Selected passage
/newsbot

A twitter streaming, website-scraping, websocket-transporting news delivery webapp written in Go

Primary LanguageGo

newsbot

A twitter streaming, website-scraping, websocket-transporting news delivery webapp written in Go and Javascript1

Installation

These docs are shitty. They are also new, and will be less shitty very soon.

$ git clone https://github.com/anaxagoras/newsbot.git
$ cd wherever/you/just/put/that
$ go build

Running

$ ./newsbot

Configuration

The bot is configured by the newsbot.conf file, which is written in my subset of TOML, which supports raw strings (for the regexes). I may yet fork this into a new format in its own right or just bring back TOML once the spec provides similar functionality.

A sample, seen below has been provided in newsbot.conf.example, which you'll need to edit and rename to newsbot.conf to get it to work. It should be pretty self explanatory if you know what you're doing. If not, I'll document it later, I promise. It's not that hard.

Port = ":8080"
LogLevel = "debug"
# Twitter auth settings
User = "yourusername"
ConsumerKey = "<consumer key here>"
ConsumerSecret = "<consumer secret here>"
OAuthToken = "<OAuth token here>"
OAuthSecret = "<OAuth secret here>"

# Twitter users to follow
Users = [
    1652541,   # @Reuters
    51241574,  # @AP
    18424289,  # @AJELive
    5402612,   # @BBCBreaking
    742143,    # @BBCWorld
    362051343, # @breakingstorm
    1068831    # @slashdot
]

# Keywords are temporarily unsupported in order to keep the bandwidth down and
# because the message culling algorithm currently ignores them.
#Keywords = [
#    "#YOLO",
#]

[[scrapers]]
name = "Mysite"
# Located in /static
icon = "mysite.png"
# Pull it every 5 seconds
interval = 5
url = "http://www.my.great.site"
# We want any anchor of class "story" directly underneath things of class 'article'
target = ".article > a.story"
# We don't want any links whose text starts with "Catpics"
excluder = `^Catpics`
# This site always puts a link prefix for tracking. We don't want that.
modifier = `http://links.my.great.site.com/\d+/`

Todo

NewsBot "works" in the loosest sense only at the moment. Links are delivered via webscraped stories, but not rendered. Twitter links are rendered, but not extracted. The "UI" is laughably bad because it was the least important bit until just now. So, yeah, I have a few things to work on, but now that the first completely-unified and working version is published, work will progress rapidly. In fact, I'll be surprised if anyone even sees this for very long.

  • Integrate RSS feeds
  • Port the Twitter interface to use twitterstream
  • Fix twitter link extraction, and delivery to the UI
  • Make the UI do anything other than completely suck
  • Let users see how many users are logged in (and their "names")
  • Add chat so the users can talk to each other
  • Port the UI to Dart. As long as you're using one new-hotness language, why not use two? This will be the final stage of the project and the most radical change.

1: Soon to be Dart

Data block
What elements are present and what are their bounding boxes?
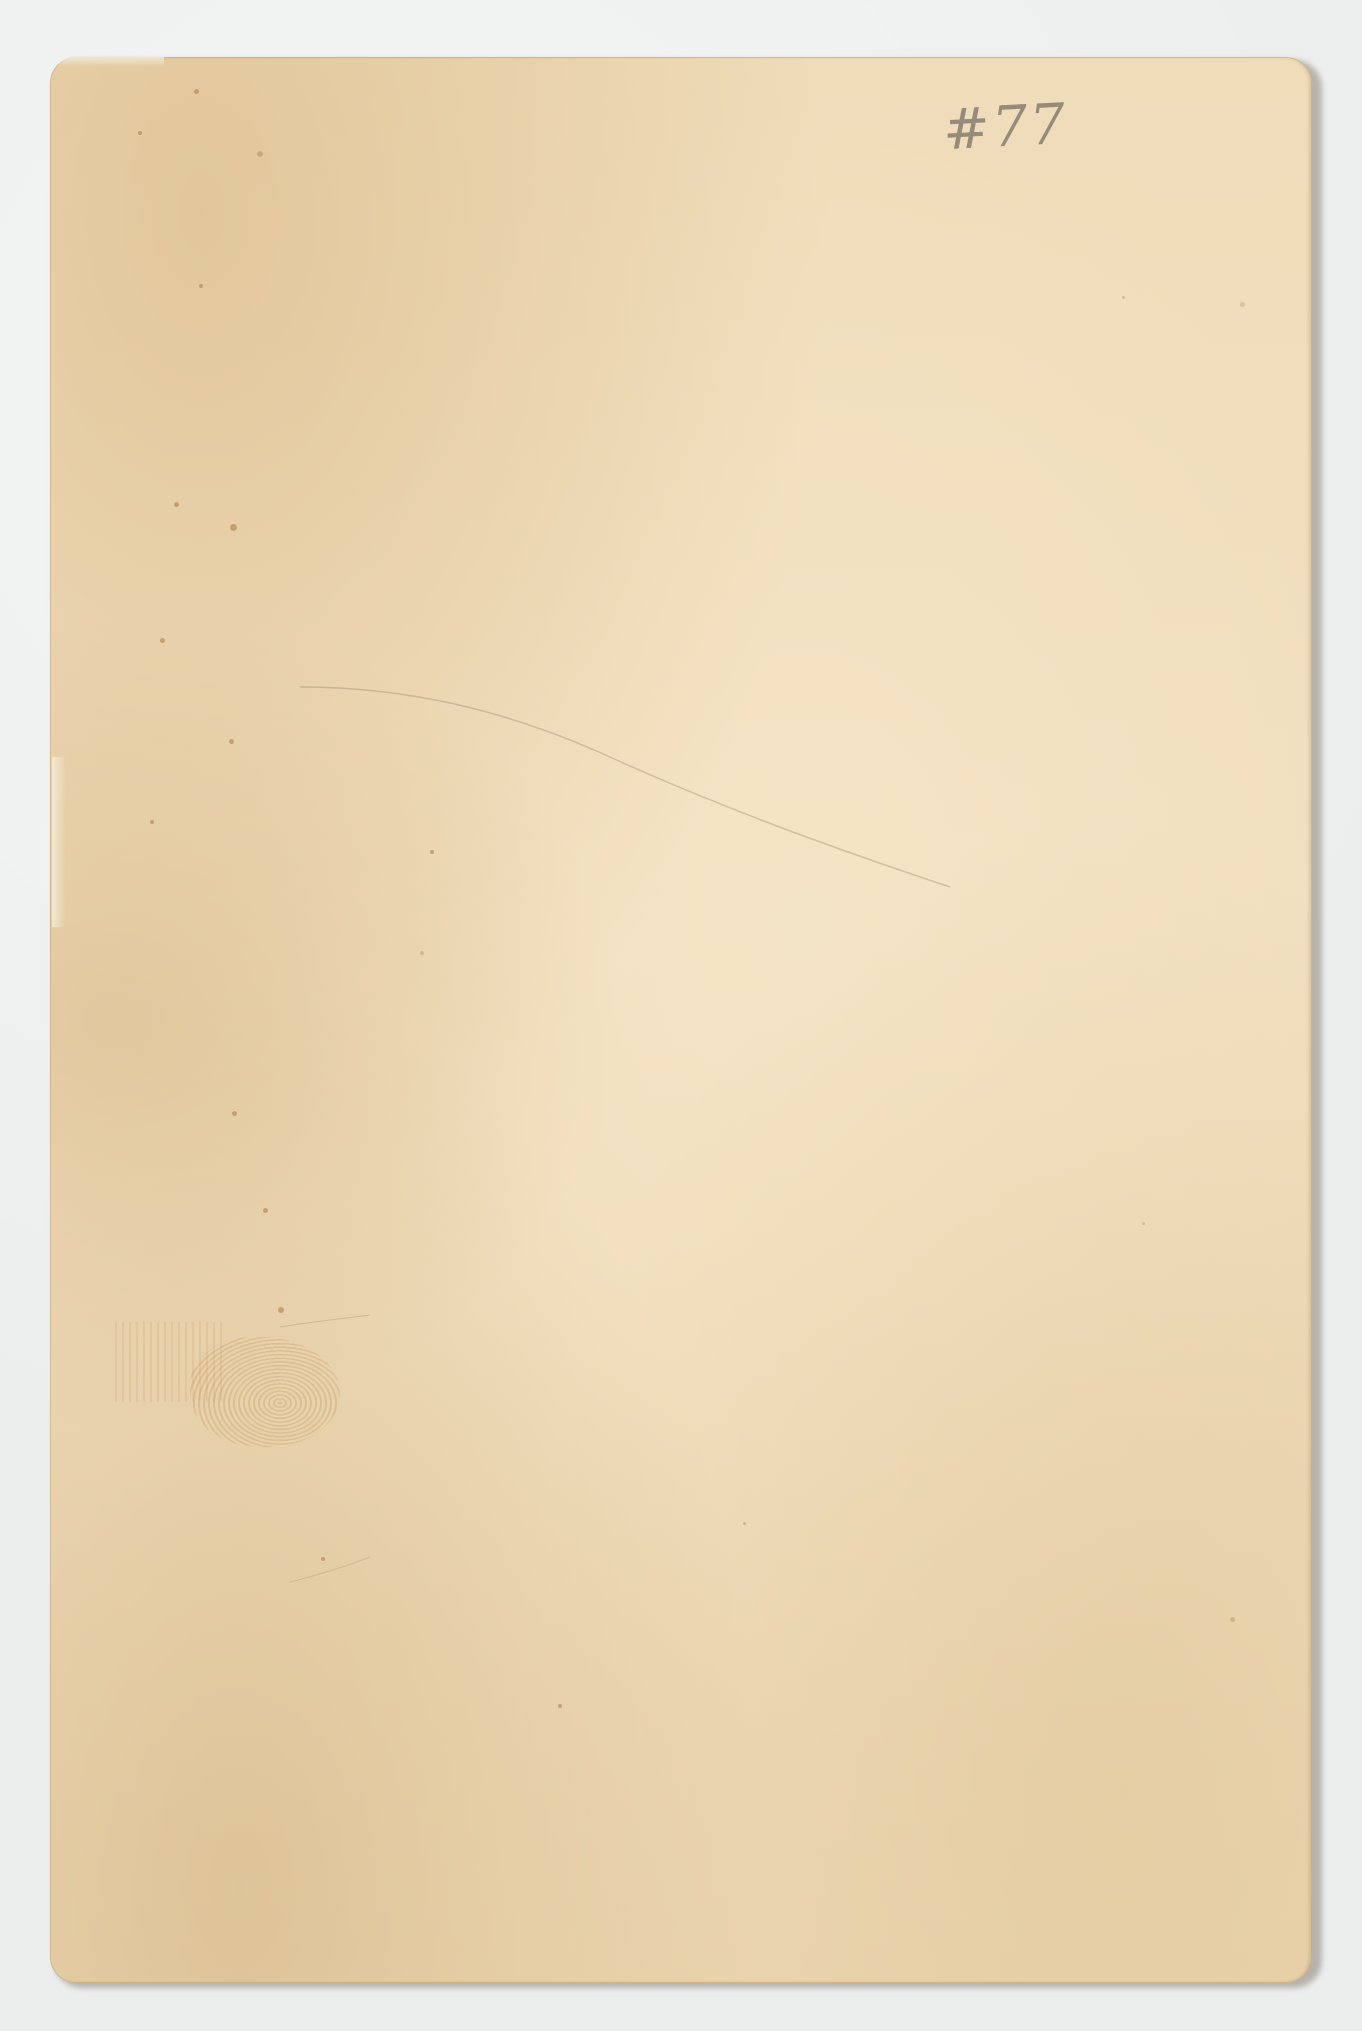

Job
Answer these questions using the newsbot page, one answer per line.
1. What must the sample configuration file be renamed to?
2. How often does the sample scraper pull its site?
3. Into what language is the UI to be ported in the project's final stage?

Solved problem
1. newsbot.conf
2. Every 5 seconds
3. Dart